§ **Sasaran Tugas**
1. Siapa yang disebut sebagai kuasa hukum Hanifah Husein dalam berita tentang Hanifah Husein?
2. Ringkas paragraf yang diawali dengan "Bahkan pihaknya memiliki bukti" dalam berita tentang Hanifah Husein tanpa menghilangkan fakta-fakta utamanya.
3. Salin tanpa perubahan bagian berita tentang Hanifah Husein mulai dari "Ada Pihak Ketiga" sampai dengan "juga jaminan reklamasi.".

____ Kutipan Teks

Ada Pihak Ketiga di Balik Kriminalisasi Hanifah Husein, Tindakan Polisi Cacat Hukum

Selasa, 04 Oktober 2022 – 05:07 WIB
Bareskrim Polri. Ilustrasi Foto: Ricardo/JPNN.com

jpnn.com, JAKARTA - Kuasa Hukum Hanifah Husein, Marudut Sianipar menilai kliennya diduga ditekan oleh oknum penyidik Bareskrim untuk mengembalikan saham kepada PT BL.

Padahal, kata dia, kehadiran kliennya justru sebagai penyelamat PT BL yang saat itu terlilit hutang karena tidak mampu membayar kewajiban untuk royalti dan juga jaminan reklamasi.

BACA JUGA: Dugaan Kriminalisasi Anggota DPRD Langkat, Sahroni Sentil Kadiv Propam Polri

Bahkan pihaknya memiliki bukti dugaan keterlibatan pihak ketiga yang ingin menguasai PT Batubara Lahat yang notabene telah diselamatkan PT Rantau Utama Bhakti Sumatra dari kebangkrutan. "Ada dugaan pihak ketiga yang kemudian muncul ingin merebut tambang BL tersebut dengan menggunakan perangkat negara, ini ilegal lho. Jelas kehadiran pihak ketiga ini mengganggu atau ingin mengambil batubara dari lahan BL dan mencoba mengintervensi perjanjian induk yang sudah di dibuat oleh RUBS dan juga BL," kata Marudut di Jakarta.

Hal itulah, kata dia, menjadi bukti bahwa Hanifah Husein dan tersangka lainnya dikriminalisasi oleh oknum penyidik Bareskrim Polri.

BACA JUGA: Datangi KPK, Pihak Gereja Kingmi Minta Firli Cs Hentikan Kriminalisasi Bupati Mimika

Kami juga sudah mengupayakan apa yang disebut dengan restorative justice. Hanya saja penyidik mengatakan bahwasanya terlepas masalah saham itu sudah dikembalikan, penetapan status tersangka atau penanganan perkara ini harus tetap lanjut padahal kasus ini adalah delik aduan bukan delik umum.

________
____ Informasi yang Diekstrak

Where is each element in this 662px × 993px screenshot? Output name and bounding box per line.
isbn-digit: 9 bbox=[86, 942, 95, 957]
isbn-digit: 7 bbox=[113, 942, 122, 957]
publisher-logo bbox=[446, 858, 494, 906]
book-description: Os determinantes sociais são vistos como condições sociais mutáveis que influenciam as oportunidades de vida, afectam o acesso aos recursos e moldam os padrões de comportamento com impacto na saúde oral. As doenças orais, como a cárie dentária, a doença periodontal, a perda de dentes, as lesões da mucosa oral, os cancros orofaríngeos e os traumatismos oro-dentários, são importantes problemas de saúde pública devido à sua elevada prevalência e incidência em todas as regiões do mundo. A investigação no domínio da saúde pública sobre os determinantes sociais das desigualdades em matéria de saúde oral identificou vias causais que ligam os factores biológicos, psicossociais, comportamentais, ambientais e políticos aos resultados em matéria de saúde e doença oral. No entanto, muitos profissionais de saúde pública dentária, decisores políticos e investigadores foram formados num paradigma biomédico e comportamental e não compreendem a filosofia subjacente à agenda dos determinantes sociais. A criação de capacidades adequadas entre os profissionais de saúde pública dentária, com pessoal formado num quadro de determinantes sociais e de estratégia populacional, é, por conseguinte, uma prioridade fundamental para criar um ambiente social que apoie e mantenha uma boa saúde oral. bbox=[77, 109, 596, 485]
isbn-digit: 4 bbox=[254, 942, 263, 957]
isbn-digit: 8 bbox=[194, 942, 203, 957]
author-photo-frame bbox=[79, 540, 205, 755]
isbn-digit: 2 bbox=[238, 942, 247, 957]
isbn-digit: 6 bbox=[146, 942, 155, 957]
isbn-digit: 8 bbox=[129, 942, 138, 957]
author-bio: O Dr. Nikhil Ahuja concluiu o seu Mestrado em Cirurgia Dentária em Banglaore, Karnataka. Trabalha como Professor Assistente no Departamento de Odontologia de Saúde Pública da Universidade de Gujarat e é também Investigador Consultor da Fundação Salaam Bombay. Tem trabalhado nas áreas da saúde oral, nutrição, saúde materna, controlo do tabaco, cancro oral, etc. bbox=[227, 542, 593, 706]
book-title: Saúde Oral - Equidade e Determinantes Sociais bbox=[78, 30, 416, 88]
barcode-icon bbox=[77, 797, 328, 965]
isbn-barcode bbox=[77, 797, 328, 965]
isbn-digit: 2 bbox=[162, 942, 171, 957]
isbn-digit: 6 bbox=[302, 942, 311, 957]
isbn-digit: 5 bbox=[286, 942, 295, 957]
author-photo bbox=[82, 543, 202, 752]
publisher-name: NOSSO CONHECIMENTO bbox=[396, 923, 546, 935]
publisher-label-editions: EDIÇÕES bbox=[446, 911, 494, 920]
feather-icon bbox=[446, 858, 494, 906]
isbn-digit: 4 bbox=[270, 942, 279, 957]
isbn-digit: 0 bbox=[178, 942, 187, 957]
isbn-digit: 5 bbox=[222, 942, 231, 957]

________

§ **Pembahasan Jawaban**
1. Marudut Sianipar.

2. Pihak kuasa hukum memiliki bukti dugaan keterlibatan pihak ketiga yang ingin menguasai PT Batubara Lahat, perusahaan yang telah diselamatkan PT Rantau Utama Bhakti Sumatra dari kebangkrutan. Menurut Marudut, pihak ketiga itu diduga ingin merebut tambang BL dengan menggunakan perangkat negara, yang ia nilai ilegal. Pihak ketiga itu juga diduga ingin mengambil batubara dari lahan BL dan mengintervensi perjanjian induk yang dibuat oleh RUBS dan BL.

3.
Ada Pihak Ketiga di Balik Kriminalisasi Hanifah Husein, Tindakan Polisi Cacat Hukum

Selasa, 04 Oktober 2022 – 05:07 WIB
Bareskrim Polri. Ilustrasi Foto: Ricardo/JPNN.com

jpnn.com, JAKARTA - Kuasa Hukum Hanifah Husein, Marudut Sianipar menilai kliennya diduga ditekan oleh oknum penyidik Bareskrim untuk mengembalikan saham kepada PT BL.

Padahal, kata dia, kehadiran kliennya justru sebagai penyelamat PT BL yang saat itu terlilit hutang karena tidak mampu membayar kewajiban untuk royalti dan juga jaminan reklamasi.